Records that describe figures:
--

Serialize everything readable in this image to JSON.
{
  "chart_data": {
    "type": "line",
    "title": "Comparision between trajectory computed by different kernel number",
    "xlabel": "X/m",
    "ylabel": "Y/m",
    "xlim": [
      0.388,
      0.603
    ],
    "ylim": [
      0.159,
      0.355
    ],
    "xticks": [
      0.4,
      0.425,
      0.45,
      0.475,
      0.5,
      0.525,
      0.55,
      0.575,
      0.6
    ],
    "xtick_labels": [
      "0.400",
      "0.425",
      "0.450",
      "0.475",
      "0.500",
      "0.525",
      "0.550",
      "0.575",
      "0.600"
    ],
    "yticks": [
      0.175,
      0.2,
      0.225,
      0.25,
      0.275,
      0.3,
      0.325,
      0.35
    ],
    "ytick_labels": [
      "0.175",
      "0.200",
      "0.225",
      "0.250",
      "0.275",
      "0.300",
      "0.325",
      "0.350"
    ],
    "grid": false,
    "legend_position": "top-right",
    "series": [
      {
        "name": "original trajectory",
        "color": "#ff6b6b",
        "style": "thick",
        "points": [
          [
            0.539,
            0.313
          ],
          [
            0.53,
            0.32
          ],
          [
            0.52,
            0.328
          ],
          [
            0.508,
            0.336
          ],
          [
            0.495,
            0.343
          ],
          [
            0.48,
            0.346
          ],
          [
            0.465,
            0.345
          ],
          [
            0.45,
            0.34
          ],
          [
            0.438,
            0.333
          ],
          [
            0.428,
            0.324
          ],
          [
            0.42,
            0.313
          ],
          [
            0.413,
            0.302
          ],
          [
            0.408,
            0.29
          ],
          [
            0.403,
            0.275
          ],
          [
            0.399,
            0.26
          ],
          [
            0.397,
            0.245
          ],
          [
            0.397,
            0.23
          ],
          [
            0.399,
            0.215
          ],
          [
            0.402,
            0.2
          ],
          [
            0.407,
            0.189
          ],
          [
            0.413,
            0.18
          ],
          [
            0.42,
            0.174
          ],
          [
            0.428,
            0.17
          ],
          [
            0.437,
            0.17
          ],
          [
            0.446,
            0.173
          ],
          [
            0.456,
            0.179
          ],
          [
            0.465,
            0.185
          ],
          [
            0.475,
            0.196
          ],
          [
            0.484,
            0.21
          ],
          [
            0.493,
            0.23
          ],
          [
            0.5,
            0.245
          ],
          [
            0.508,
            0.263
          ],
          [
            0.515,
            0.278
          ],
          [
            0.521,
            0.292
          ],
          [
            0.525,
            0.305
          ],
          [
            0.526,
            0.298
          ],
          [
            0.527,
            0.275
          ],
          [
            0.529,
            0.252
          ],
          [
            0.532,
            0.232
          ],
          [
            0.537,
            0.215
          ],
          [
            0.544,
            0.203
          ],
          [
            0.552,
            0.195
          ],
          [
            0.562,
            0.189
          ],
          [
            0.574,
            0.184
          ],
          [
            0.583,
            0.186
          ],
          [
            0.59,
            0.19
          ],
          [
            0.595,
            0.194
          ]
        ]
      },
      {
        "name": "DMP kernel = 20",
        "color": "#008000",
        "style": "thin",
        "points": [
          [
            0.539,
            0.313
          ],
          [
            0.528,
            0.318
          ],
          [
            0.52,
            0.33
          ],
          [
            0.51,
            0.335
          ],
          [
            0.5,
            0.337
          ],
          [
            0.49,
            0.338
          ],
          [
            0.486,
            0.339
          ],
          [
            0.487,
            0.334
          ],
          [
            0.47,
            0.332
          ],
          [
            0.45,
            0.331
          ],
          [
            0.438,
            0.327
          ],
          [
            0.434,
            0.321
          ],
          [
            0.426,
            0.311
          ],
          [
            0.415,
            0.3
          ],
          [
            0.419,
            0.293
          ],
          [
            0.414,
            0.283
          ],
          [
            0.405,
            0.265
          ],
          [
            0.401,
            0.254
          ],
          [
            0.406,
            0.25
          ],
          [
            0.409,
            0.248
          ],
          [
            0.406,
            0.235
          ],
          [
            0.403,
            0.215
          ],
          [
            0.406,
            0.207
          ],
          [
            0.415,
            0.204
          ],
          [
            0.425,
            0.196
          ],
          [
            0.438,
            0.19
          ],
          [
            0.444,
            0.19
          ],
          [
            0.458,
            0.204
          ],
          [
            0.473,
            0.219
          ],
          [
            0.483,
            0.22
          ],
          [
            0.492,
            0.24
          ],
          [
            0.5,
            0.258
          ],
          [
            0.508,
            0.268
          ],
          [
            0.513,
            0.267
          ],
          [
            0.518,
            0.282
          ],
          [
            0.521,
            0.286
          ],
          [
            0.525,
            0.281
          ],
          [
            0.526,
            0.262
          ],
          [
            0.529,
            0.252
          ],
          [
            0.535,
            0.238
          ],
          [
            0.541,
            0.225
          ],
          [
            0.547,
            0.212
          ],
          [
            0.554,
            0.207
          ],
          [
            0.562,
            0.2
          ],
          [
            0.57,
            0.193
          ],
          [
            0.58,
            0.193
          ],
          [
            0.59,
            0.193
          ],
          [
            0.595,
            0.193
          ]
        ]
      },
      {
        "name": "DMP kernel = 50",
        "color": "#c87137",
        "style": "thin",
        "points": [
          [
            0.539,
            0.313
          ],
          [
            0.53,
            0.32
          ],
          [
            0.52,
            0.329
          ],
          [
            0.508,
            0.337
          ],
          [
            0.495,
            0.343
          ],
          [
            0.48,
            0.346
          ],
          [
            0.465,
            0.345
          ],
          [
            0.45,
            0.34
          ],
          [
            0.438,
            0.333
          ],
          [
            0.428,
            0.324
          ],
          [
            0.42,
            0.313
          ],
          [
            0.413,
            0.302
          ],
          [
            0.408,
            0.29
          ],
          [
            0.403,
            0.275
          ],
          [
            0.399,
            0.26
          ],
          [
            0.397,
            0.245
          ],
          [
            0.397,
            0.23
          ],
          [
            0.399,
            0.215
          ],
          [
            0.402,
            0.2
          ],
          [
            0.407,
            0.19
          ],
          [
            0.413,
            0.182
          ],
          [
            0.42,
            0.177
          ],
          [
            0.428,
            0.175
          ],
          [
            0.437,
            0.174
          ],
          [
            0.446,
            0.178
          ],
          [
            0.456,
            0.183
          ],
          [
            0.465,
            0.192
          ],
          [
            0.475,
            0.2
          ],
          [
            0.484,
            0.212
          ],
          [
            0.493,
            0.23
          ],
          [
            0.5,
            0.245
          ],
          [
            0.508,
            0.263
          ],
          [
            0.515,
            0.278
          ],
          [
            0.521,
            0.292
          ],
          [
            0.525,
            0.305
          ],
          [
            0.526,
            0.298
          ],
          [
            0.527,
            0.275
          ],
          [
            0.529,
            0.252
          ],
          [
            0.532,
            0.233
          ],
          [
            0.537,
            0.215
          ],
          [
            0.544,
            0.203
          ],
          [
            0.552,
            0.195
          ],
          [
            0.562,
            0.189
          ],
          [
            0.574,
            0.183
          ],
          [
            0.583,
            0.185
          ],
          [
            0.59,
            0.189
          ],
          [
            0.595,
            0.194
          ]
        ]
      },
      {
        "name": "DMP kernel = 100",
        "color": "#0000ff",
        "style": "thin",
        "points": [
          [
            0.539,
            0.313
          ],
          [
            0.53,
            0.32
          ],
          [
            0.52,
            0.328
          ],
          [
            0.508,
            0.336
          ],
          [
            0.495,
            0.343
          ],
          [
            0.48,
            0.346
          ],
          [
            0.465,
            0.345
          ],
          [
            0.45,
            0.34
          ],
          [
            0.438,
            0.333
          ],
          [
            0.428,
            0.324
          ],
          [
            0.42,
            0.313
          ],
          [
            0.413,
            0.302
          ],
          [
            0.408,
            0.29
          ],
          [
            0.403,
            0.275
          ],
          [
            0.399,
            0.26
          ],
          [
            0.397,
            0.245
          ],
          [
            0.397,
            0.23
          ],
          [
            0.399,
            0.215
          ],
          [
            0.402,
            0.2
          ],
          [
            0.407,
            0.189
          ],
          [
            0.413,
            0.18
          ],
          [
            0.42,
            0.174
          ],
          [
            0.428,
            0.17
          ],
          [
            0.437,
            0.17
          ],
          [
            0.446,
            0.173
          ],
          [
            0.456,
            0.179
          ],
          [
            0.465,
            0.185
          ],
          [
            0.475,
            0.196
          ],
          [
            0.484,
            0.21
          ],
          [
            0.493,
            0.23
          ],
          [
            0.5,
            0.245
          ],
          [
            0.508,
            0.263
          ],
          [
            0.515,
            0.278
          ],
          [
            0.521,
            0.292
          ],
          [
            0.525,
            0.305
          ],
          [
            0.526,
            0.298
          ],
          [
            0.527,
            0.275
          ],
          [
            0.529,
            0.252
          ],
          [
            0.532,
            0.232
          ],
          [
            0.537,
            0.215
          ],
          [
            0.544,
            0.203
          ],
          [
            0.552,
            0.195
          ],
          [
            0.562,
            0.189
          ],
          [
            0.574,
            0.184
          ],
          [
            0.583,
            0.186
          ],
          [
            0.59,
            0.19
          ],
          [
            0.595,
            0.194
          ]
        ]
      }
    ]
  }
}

--

● **EXERCISE**
Copy every line in the records above that contains the word "kernel".

● **RESULT FOR THIS TASK**
    "title": "Comparision between trajectory computed by different kernel number",
        "name": "DMP kernel = 20",
        "name": "DMP kernel = 50",
        "name": "DMP kernel = 100",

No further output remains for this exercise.